>>>
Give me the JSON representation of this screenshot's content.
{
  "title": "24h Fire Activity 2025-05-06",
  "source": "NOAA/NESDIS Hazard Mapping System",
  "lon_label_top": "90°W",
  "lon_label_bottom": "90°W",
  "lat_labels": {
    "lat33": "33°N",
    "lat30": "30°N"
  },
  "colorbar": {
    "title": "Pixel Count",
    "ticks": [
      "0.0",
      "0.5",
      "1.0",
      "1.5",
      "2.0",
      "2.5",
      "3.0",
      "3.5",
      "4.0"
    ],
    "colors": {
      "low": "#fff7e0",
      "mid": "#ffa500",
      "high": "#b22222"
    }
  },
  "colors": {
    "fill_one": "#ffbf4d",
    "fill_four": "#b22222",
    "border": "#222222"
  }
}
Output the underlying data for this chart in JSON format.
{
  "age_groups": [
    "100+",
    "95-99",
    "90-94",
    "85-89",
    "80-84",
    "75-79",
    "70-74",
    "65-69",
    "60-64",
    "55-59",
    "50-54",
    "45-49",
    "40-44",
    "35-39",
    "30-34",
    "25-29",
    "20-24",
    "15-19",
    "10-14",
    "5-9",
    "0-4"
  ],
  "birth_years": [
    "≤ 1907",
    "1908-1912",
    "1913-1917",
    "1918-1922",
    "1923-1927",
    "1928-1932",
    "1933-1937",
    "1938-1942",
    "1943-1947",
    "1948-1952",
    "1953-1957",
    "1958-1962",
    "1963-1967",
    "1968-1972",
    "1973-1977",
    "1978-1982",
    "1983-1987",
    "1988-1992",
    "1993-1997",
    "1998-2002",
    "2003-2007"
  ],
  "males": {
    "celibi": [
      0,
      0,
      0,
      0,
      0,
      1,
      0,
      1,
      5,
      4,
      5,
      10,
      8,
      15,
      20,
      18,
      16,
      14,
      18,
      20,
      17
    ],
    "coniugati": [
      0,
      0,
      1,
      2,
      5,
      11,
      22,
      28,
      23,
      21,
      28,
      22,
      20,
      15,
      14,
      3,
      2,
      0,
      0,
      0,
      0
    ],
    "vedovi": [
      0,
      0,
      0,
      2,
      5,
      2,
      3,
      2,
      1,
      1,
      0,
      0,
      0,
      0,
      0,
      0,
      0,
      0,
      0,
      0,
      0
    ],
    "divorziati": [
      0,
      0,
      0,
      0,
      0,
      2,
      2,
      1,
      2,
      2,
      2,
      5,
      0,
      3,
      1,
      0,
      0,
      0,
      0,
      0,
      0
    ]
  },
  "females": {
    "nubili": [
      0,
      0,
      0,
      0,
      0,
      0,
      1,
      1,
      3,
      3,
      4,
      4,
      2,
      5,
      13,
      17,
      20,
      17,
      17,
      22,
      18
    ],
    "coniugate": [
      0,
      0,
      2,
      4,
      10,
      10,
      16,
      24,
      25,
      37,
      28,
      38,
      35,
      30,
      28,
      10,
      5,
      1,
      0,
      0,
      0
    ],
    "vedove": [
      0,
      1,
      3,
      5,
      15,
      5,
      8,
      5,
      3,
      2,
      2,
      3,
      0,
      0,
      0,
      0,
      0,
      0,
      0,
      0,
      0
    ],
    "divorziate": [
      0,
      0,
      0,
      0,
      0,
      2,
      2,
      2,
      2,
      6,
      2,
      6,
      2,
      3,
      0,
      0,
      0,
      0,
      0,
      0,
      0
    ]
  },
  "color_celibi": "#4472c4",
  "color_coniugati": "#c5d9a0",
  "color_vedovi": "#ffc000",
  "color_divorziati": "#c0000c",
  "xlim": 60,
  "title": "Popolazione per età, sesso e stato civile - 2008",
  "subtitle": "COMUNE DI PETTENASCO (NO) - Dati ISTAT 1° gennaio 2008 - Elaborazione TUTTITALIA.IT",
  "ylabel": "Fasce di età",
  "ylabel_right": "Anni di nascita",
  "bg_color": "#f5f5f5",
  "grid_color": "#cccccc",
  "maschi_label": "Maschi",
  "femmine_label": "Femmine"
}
<<<
**Required task:**
Look through the entries and find each line that has the string "JSON". Copy those lines.

**Task solution:**
Give me the JSON representation of this screenshot's content.
Output the underlying data for this chart in JSON format.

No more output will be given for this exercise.